◆ Work to do ◆
Copy the data below exactly.

◆ Material for this exercise ◆
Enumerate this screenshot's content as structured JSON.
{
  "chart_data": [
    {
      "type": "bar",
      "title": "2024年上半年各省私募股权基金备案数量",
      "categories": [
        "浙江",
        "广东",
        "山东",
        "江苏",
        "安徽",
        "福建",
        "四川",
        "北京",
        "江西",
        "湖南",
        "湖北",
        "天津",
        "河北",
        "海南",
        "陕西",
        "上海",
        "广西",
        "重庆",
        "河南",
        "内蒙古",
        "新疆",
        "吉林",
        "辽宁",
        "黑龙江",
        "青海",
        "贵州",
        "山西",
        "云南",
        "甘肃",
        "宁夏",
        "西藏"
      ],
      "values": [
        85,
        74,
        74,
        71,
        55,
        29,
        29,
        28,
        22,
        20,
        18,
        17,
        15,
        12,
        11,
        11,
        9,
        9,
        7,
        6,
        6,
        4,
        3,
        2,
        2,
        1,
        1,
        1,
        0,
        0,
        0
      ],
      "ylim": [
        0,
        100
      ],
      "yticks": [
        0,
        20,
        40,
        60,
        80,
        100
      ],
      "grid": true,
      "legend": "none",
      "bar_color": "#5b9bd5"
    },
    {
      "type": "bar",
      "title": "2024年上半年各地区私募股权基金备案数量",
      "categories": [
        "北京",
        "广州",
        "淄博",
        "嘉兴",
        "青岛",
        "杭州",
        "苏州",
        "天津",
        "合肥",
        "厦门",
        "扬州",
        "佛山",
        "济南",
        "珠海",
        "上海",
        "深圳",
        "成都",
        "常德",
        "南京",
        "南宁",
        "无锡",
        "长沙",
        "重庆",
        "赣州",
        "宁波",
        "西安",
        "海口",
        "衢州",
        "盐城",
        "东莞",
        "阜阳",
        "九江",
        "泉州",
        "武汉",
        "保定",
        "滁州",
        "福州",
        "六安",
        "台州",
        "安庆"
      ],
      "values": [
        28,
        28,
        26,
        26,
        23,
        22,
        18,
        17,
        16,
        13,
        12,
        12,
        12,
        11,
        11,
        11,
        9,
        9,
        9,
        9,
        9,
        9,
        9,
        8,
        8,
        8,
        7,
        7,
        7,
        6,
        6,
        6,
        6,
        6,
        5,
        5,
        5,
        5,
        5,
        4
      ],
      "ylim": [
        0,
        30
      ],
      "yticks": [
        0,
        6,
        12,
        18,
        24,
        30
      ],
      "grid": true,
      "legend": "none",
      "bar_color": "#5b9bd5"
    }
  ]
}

◆ Exercise answer ◆
Enumerate this screenshot's content as structured JSON.
{
  "chart_data": [
    {
      "type": "bar",
      "title": "2024年上半年各省私募股权基金备案数量",
      "categories": [
        "浙江",
        "广东",
        "山东",
        "江苏",
        "安徽",
        "福建",
        "四川",
        "北京",
        "江西",
        "湖南",
        "湖北",
        "天津",
        "河北",
        "海南",
        "陕西",
        "上海",
        "广西",
        "重庆",
        "河南",
        "内蒙古",
        "新疆",
        "吉林",
        "辽宁",
        "黑龙江",
        "青海",
        "贵州",
        "山西",
        "云南",
        "甘肃",
        "宁夏",
        "西藏"
      ],
      "values": [
        85,
        74,
        74,
        71,
        55,
        29,
        29,
        28,
        22,
        20,
        18,
        17,
        15,
        12,
        11,
        11,
        9,
        9,
        7,
        6,
        6,
        4,
        3,
        2,
        2,
        1,
        1,
        1,
        0,
        0,
        0
      ],
      "ylim": [
        0,
        100
      ],
      "yticks": [
        0,
        20,
        40,
        60,
        80,
        100
      ],
      "grid": true,
      "legend": "none",
      "bar_color": "#5b9bd5"
    },
    {
      "type": "bar",
      "title": "2024年上半年各地区私募股权基金备案数量",
      "categories": [
        "北京",
        "广州",
        "淄博",
        "嘉兴",
        "青岛",
        "杭州",
        "苏州",
        "天津",
        "合肥",
        "厦门",
        "扬州",
        "佛山",
        "济南",
        "珠海",
        "上海",
        "深圳",
        "成都",
        "常德",
        "南京",
        "南宁",
        "无锡",
        "长沙",
        "重庆",
        "赣州",
        "宁波",
        "西安",
        "海口",
        "衢州",
        "盐城",
        "东莞",
        "阜阳",
        "九江",
        "泉州",
        "武汉",
        "保定",
        "滁州",
        "福州",
        "六安",
        "台州",
        "安庆"
      ],
      "values": [
        28,
        28,
        26,
        26,
        23,
        22,
        18,
        17,
        16,
        13,
        12,
        12,
        12,
        11,
        11,
        11,
        9,
        9,
        9,
        9,
        9,
        9,
        9,
        8,
        8,
        8,
        7,
        7,
        7,
        6,
        6,
        6,
        6,
        6,
        5,
        5,
        5,
        5,
        5,
        4
      ],
      "ylim": [
        0,
        30
      ],
      "yticks": [
        0,
        6,
        12,
        18,
        24,
        30
      ],
      "grid": true,
      "legend": "none",
      "bar_color": "#5b9bd5"
    }
  ]
}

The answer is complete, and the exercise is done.